> **Required task**
Below are the records; locate each line with the word "screenshot" and copy it.

## Start Supplied records

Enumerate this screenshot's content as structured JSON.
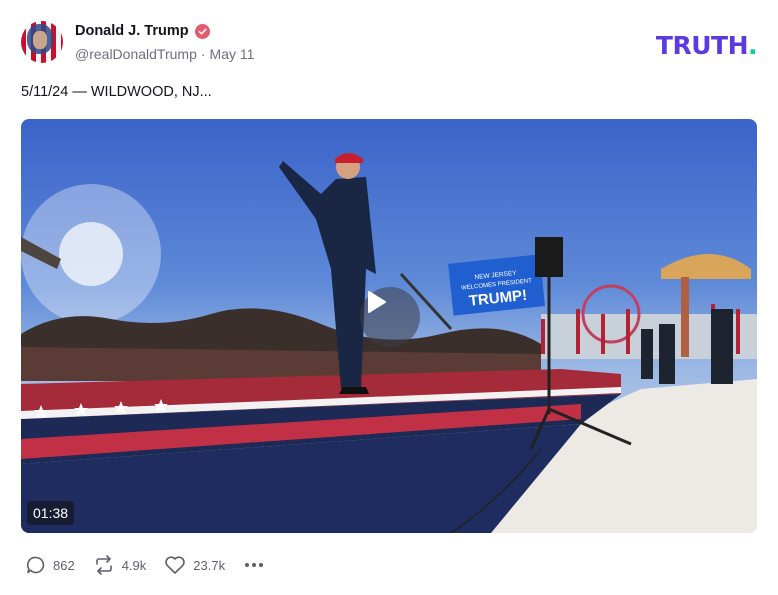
{
  "post": {
    "author_name": "Donald J. Trump",
    "handle": "@realDonaldTrump",
    "separator": "·",
    "date": "May 11",
    "text": "5/11/24 — WILDWOOD, NJ...",
    "verified_icon": "verified-badge-icon",
    "avatar_icon": "avatar"
  },
  "brand": {
    "logo_text": "TRUTH",
    "logo_dot": ".",
    "primary_color": "#5b3be0",
    "dot_color": "#14c8a3"
  },
  "media": {
    "type": "video",
    "duration": "01:38",
    "sign_text": "NEW JERSEY WELCOMES PRESIDENT TRUMP!",
    "play_icon": "play-icon"
  },
  "actions": {
    "replies": {
      "icon": "reply-icon",
      "count": "862"
    },
    "retruths": {
      "icon": "retruth-icon",
      "count": "4.9k"
    },
    "likes": {
      "icon": "heart-icon",
      "count": "23.7k"
    },
    "more": {
      "icon": "more-icon"
    }
  }
}
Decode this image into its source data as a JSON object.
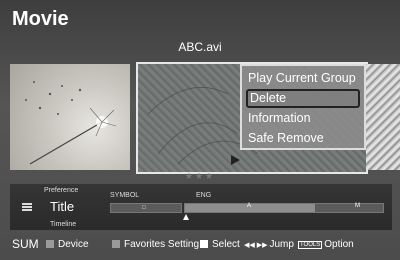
{
  "header": {
    "title": "Movie",
    "filename": "ABC.avi"
  },
  "context_menu": {
    "items": [
      {
        "label": "Play Current Group"
      },
      {
        "label": "Delete"
      },
      {
        "label": "Information"
      },
      {
        "label": "Safe Remove"
      }
    ],
    "selected_index": 1
  },
  "rating": "★★★",
  "timeline_panel": {
    "preference_label": "Preference",
    "title_label": "Title",
    "timeline_label": "Timeline",
    "columns": [
      {
        "label": "SYMBOL",
        "value": "□"
      },
      {
        "label": "ENG",
        "value": "A",
        "end_value": "M"
      }
    ]
  },
  "bottom_bar": {
    "sum_label": "SUM",
    "device_label": "Device",
    "favorites_label": "Favorites Setting",
    "select_label": "Select",
    "jump_icon": "◀◀ ▶▶",
    "jump_label": "Jump",
    "tools_icon": "TOOLS",
    "option_label": "Option"
  }
}
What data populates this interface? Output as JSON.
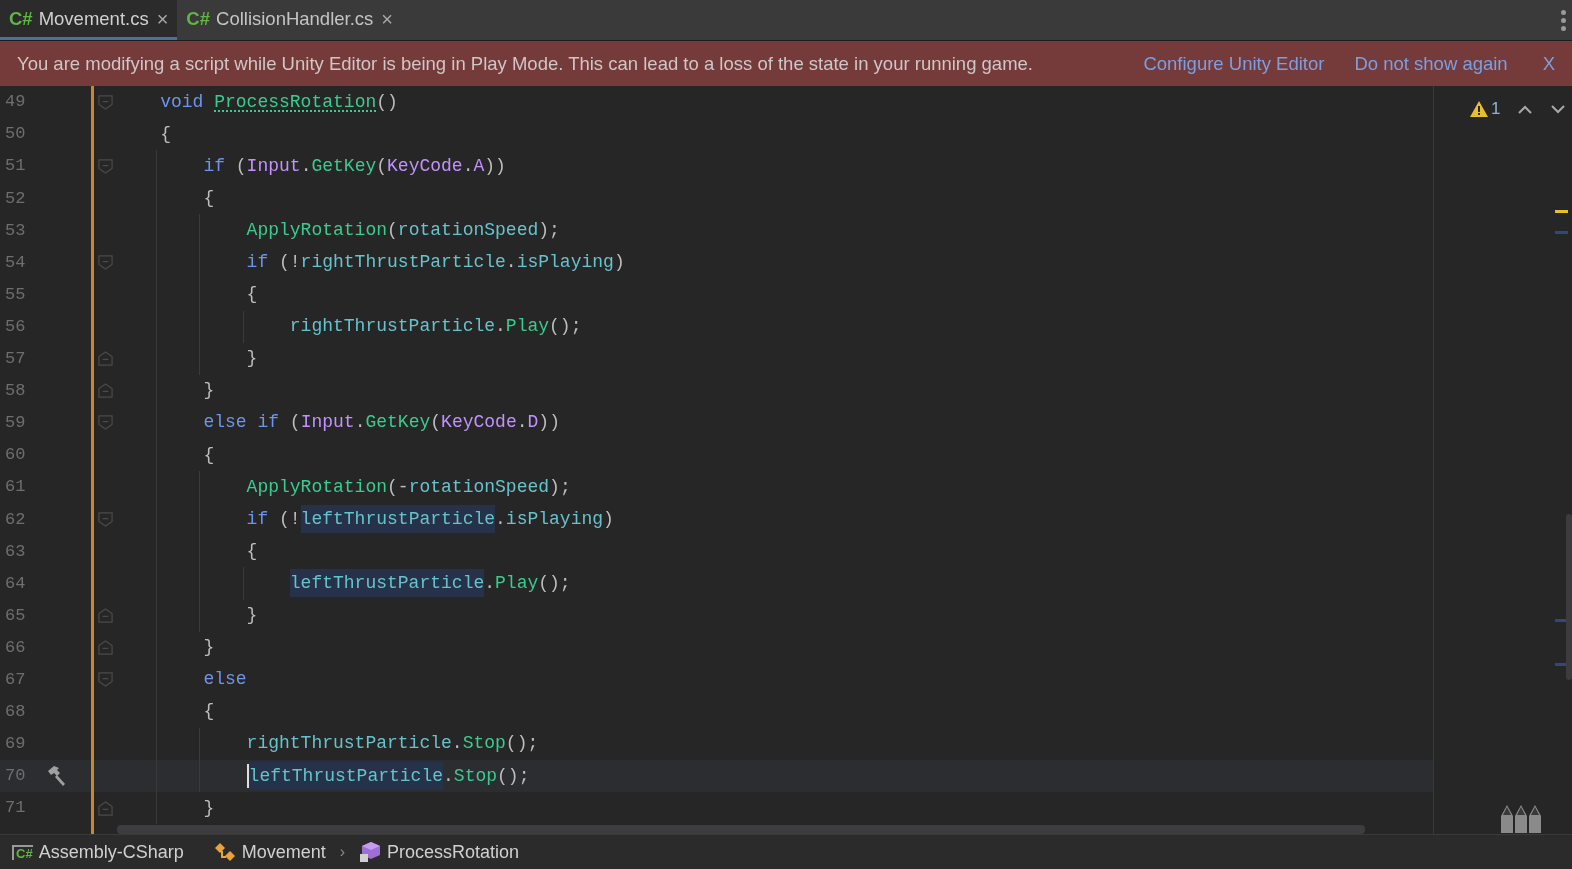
{
  "tabs": [
    {
      "lang": "C#",
      "label": "Movement.cs",
      "close": "×",
      "selected": true
    },
    {
      "lang": "C#",
      "label": "CollisionHandler.cs",
      "close": "×",
      "selected": false
    }
  ],
  "banner": {
    "message": "You are modifying a script while Unity Editor is being in Play Mode. This can lead to a loss of the state in your running game.",
    "links": [
      "Configure Unity Editor",
      "Do not show again"
    ],
    "close": "X"
  },
  "editor": {
    "lines": [
      {
        "number": "49",
        "fold_start": true,
        "tokens": [
          {
            "t": "void ",
            "kind": "keyword"
          },
          {
            "t": "ProcessRotation",
            "kind": "method",
            "dotted": true
          },
          {
            "t": "()",
            "kind": "punct"
          }
        ]
      },
      {
        "number": "50",
        "tokens": [
          {
            "t": "{",
            "kind": "punct"
          }
        ],
        "children": [
          {
            "number": "51",
            "fold_start": true,
            "tokens": [
              {
                "t": "if",
                "kind": "keyword"
              },
              {
                "t": " (",
                "kind": "punct"
              },
              {
                "t": "Input",
                "kind": "type"
              },
              {
                "t": ".",
                "kind": "punct"
              },
              {
                "t": "GetKey",
                "kind": "method"
              },
              {
                "t": "(",
                "kind": "punct"
              },
              {
                "t": "KeyCode",
                "kind": "type"
              },
              {
                "t": ".",
                "kind": "punct"
              },
              {
                "t": "A",
                "kind": "type"
              },
              {
                "t": "))",
                "kind": "punct"
              }
            ]
          },
          {
            "number": "52",
            "tokens": [
              {
                "t": "{",
                "kind": "punct"
              }
            ],
            "children": [
              {
                "number": "53",
                "tokens": [
                  {
                    "t": "ApplyRotation",
                    "kind": "method"
                  },
                  {
                    "t": "(",
                    "kind": "punct"
                  },
                  {
                    "t": "rotationSpeed",
                    "kind": "field"
                  },
                  {
                    "t": ");",
                    "kind": "punct"
                  }
                ]
              },
              {
                "number": "54",
                "fold_start": true,
                "tokens": [
                  {
                    "t": "if",
                    "kind": "keyword"
                  },
                  {
                    "t": " (!",
                    "kind": "punct"
                  },
                  {
                    "t": "rightThrustParticle",
                    "kind": "field"
                  },
                  {
                    "t": ".",
                    "kind": "punct"
                  },
                  {
                    "t": "isPlaying",
                    "kind": "field"
                  },
                  {
                    "t": ")",
                    "kind": "punct"
                  }
                ]
              },
              {
                "number": "55",
                "tokens": [
                  {
                    "t": "{",
                    "kind": "punct"
                  }
                ],
                "children": [
                  {
                    "number": "56",
                    "tokens": [
                      {
                        "t": "rightThrustParticle",
                        "kind": "field"
                      },
                      {
                        "t": ".",
                        "kind": "punct"
                      },
                      {
                        "t": "Play",
                        "kind": "method"
                      },
                      {
                        "t": "();",
                        "kind": "punct"
                      }
                    ]
                  }
                ]
              },
              {
                "number": "57",
                "fold_end": true,
                "tokens": [
                  {
                    "t": "}",
                    "kind": "punct"
                  }
                ]
              }
            ]
          },
          {
            "number": "58",
            "fold_end": true,
            "tokens": [
              {
                "t": "}",
                "kind": "punct"
              }
            ]
          },
          {
            "number": "59",
            "fold_start": true,
            "tokens": [
              {
                "t": "else ",
                "kind": "keyword"
              },
              {
                "t": "if",
                "kind": "keyword"
              },
              {
                "t": " (",
                "kind": "punct"
              },
              {
                "t": "Input",
                "kind": "type"
              },
              {
                "t": ".",
                "kind": "punct"
              },
              {
                "t": "GetKey",
                "kind": "method"
              },
              {
                "t": "(",
                "kind": "punct"
              },
              {
                "t": "KeyCode",
                "kind": "type"
              },
              {
                "t": ".",
                "kind": "punct"
              },
              {
                "t": "D",
                "kind": "type"
              },
              {
                "t": "))",
                "kind": "punct"
              }
            ]
          },
          {
            "number": "60",
            "tokens": [
              {
                "t": "{",
                "kind": "punct"
              }
            ],
            "children": [
              {
                "number": "61",
                "tokens": [
                  {
                    "t": "ApplyRotation",
                    "kind": "method"
                  },
                  {
                    "t": "(-",
                    "kind": "punct"
                  },
                  {
                    "t": "rotationSpeed",
                    "kind": "field"
                  },
                  {
                    "t": ");",
                    "kind": "punct"
                  }
                ]
              },
              {
                "number": "62",
                "fold_start": true,
                "tokens": [
                  {
                    "t": "if",
                    "kind": "keyword"
                  },
                  {
                    "t": " (!",
                    "kind": "punct"
                  },
                  {
                    "t": "leftThrustParticle",
                    "kind": "field",
                    "highlighted": true
                  },
                  {
                    "t": ".",
                    "kind": "punct"
                  },
                  {
                    "t": "isPlaying",
                    "kind": "field"
                  },
                  {
                    "t": ")",
                    "kind": "punct"
                  }
                ]
              },
              {
                "number": "63",
                "tokens": [
                  {
                    "t": "{",
                    "kind": "punct"
                  }
                ],
                "children": [
                  {
                    "number": "64",
                    "tokens": [
                      {
                        "t": "leftThrustParticle",
                        "kind": "field",
                        "highlighted": true
                      },
                      {
                        "t": ".",
                        "kind": "punct"
                      },
                      {
                        "t": "Play",
                        "kind": "method"
                      },
                      {
                        "t": "();",
                        "kind": "punct"
                      }
                    ]
                  }
                ]
              },
              {
                "number": "65",
                "fold_end": true,
                "tokens": [
                  {
                    "t": "}",
                    "kind": "punct"
                  }
                ]
              }
            ]
          },
          {
            "number": "66",
            "fold_end": true,
            "tokens": [
              {
                "t": "}",
                "kind": "punct"
              }
            ]
          },
          {
            "number": "67",
            "fold_start": true,
            "tokens": [
              {
                "t": "else",
                "kind": "keyword"
              }
            ]
          },
          {
            "number": "68",
            "tokens": [
              {
                "t": "{",
                "kind": "punct"
              }
            ],
            "children": [
              {
                "number": "69",
                "tokens": [
                  {
                    "t": "rightThrustParticle",
                    "kind": "field"
                  },
                  {
                    "t": ".",
                    "kind": "punct"
                  },
                  {
                    "t": "Stop",
                    "kind": "method"
                  },
                  {
                    "t": "();",
                    "kind": "punct"
                  }
                ]
              },
              {
                "number": "70",
                "current": true,
                "caret": true,
                "build_hint": true,
                "tokens": [
                  {
                    "t": "leftThrustParticle",
                    "kind": "field",
                    "highlighted": true
                  },
                  {
                    "t": ".",
                    "kind": "punct"
                  },
                  {
                    "t": "Stop",
                    "kind": "method"
                  },
                  {
                    "t": "();",
                    "kind": "punct"
                  }
                ]
              }
            ]
          },
          {
            "number": "71",
            "fold_end": true,
            "tokens": [
              {
                "t": "}",
                "kind": "punct"
              }
            ]
          }
        ]
      }
    ],
    "warnings": "1"
  },
  "breadcrumbs": [
    {
      "kind": "project",
      "badge": "C#",
      "label": "Assembly-CSharp"
    },
    {
      "kind": "class",
      "label": "Movement"
    },
    {
      "kind": "method",
      "separator": "›",
      "label": "ProcessRotation"
    }
  ]
}
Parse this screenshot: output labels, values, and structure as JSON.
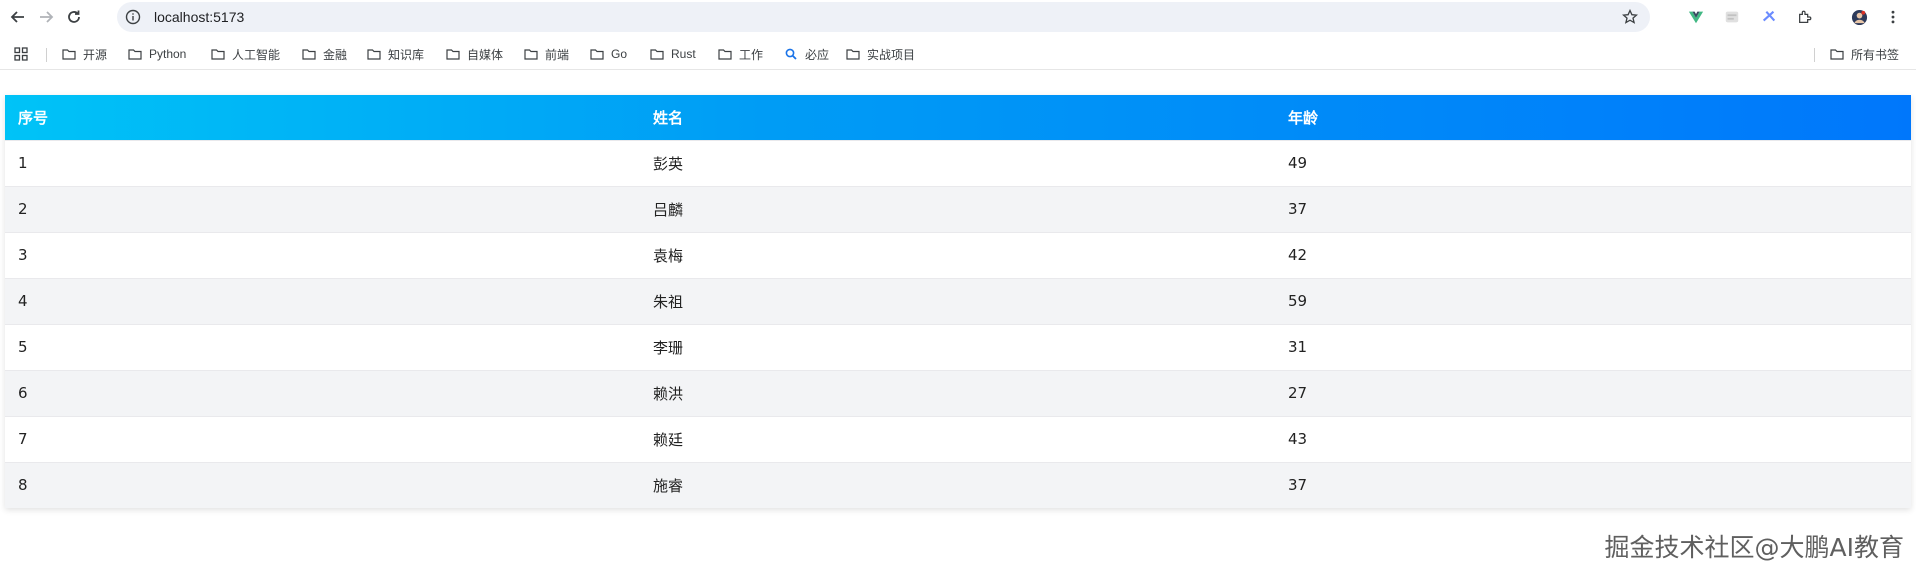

## End Supplied records

> **Answer for the task**
Enumerate this screenshot's content as structured JSON.
Parse this screenshot: output labels, values, and structure as JSON.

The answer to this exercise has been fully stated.